Start of RECORD LIST

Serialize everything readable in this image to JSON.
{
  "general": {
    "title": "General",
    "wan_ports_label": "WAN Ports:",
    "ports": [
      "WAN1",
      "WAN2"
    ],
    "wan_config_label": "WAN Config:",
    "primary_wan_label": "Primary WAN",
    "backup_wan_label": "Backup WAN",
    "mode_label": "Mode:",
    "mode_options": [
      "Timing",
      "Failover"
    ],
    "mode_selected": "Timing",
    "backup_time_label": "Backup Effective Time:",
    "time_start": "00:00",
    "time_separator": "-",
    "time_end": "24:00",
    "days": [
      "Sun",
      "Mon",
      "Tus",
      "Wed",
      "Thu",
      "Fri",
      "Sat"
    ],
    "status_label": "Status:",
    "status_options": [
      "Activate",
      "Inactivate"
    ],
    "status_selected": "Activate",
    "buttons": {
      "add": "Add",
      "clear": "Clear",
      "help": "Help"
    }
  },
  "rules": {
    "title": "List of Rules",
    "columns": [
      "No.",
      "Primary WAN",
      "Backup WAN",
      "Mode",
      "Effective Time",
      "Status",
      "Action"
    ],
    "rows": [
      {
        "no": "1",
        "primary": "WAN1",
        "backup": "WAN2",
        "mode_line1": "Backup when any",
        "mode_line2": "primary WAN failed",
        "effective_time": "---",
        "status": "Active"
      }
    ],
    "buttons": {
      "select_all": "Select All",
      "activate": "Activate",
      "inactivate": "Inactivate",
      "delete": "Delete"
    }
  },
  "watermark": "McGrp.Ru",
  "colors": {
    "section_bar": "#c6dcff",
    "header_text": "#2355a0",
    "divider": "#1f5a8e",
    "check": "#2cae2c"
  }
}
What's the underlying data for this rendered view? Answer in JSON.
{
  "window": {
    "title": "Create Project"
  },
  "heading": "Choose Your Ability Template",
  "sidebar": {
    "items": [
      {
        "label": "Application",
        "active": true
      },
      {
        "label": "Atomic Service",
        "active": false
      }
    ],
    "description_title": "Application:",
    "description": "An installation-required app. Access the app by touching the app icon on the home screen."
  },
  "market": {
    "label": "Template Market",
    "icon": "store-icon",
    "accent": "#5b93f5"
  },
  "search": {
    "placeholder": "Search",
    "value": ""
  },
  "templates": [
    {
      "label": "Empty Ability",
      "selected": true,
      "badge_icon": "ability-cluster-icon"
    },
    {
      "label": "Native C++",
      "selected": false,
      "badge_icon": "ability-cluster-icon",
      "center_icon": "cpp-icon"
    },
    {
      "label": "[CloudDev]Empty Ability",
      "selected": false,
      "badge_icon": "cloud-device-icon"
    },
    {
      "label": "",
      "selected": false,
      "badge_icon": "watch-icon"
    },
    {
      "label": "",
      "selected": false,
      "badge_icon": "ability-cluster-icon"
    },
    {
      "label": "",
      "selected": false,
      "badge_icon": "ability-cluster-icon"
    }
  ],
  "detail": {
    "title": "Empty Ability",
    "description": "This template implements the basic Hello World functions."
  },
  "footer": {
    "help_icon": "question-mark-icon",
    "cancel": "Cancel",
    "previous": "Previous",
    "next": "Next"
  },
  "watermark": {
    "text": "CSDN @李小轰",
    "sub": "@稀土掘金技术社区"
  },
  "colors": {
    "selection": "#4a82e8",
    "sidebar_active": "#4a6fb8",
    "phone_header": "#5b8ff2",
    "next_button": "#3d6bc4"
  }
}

End of RECORD LIST

▸ **YOUR INSTRUCTIONS**: Each record above should be repeated exactly as it appears.

▸ **ANSWER BELOW**:
Serialize everything readable in this image to JSON.
{
  "general": {
    "title": "General",
    "wan_ports_label": "WAN Ports:",
    "ports": [
      "WAN1",
      "WAN2"
    ],
    "wan_config_label": "WAN Config:",
    "primary_wan_label": "Primary WAN",
    "backup_wan_label": "Backup WAN",
    "mode_label": "Mode:",
    "mode_options": [
      "Timing",
      "Failover"
    ],
    "mode_selected": "Timing",
    "backup_time_label": "Backup Effective Time:",
    "time_start": "00:00",
    "time_separator": "-",
    "time_end": "24:00",
    "days": [
      "Sun",
      "Mon",
      "Tus",
      "Wed",
      "Thu",
      "Fri",
      "Sat"
    ],
    "status_label": "Status:",
    "status_options": [
      "Activate",
      "Inactivate"
    ],
    "status_selected": "Activate",
    "buttons": {
      "add": "Add",
      "clear": "Clear",
      "help": "Help"
    }
  },
  "rules": {
    "title": "List of Rules",
    "columns": [
      "No.",
      "Primary WAN",
      "Backup WAN",
      "Mode",
      "Effective Time",
      "Status",
      "Action"
    ],
    "rows": [
      {
        "no": "1",
        "primary": "WAN1",
        "backup": "WAN2",
        "mode_line1": "Backup when any",
        "mode_line2": "primary WAN failed",
        "effective_time": "---",
        "status": "Active"
      }
    ],
    "buttons": {
      "select_all": "Select All",
      "activate": "Activate",
      "inactivate": "Inactivate",
      "delete": "Delete"
    }
  },
  "watermark": "McGrp.Ru",
  "colors": {
    "section_bar": "#c6dcff",
    "header_text": "#2355a0",
    "divider": "#1f5a8e",
    "check": "#2cae2c"
  }
}
What's the underlying data for this rendered view? Answer in JSON.
{
  "window": {
    "title": "Create Project"
  },
  "heading": "Choose Your Ability Template",
  "sidebar": {
    "items": [
      {
        "label": "Application",
        "active": true
      },
      {
        "label": "Atomic Service",
        "active": false
      }
    ],
    "description_title": "Application:",
    "description": "An installation-required app. Access the app by touching the app icon on the home screen."
  },
  "market": {
    "label": "Template Market",
    "icon": "store-icon",
    "accent": "#5b93f5"
  },
  "search": {
    "placeholder": "Search",
    "value": ""
  },
  "templates": [
    {
      "label": "Empty Ability",
      "selected": true,
      "badge_icon": "ability-cluster-icon"
    },
    {
      "label": "Native C++",
      "selected": false,
      "badge_icon": "ability-cluster-icon",
      "center_icon": "cpp-icon"
    },
    {
      "label": "[CloudDev]Empty Ability",
      "selected": false,
      "badge_icon": "cloud-device-icon"
    },
    {
      "label": "",
      "selected": false,
      "badge_icon": "watch-icon"
    },
    {
      "label": "",
      "selected": false,
      "badge_icon": "ability-cluster-icon"
    },
    {
      "label": "",
      "selected": false,
      "badge_icon": "ability-cluster-icon"
    }
  ],
  "detail": {
    "title": "Empty Ability",
    "description": "This template implements the basic Hello World functions."
  },
  "footer": {
    "help_icon": "question-mark-icon",
    "cancel": "Cancel",
    "previous": "Previous",
    "next": "Next"
  },
  "watermark": {
    "text": "CSDN @李小轰",
    "sub": "@稀土掘金技术社区"
  },
  "colors": {
    "selection": "#4a82e8",
    "sidebar_active": "#4a6fb8",
    "phone_header": "#5b8ff2",
    "next_button": "#3d6bc4"
  }
}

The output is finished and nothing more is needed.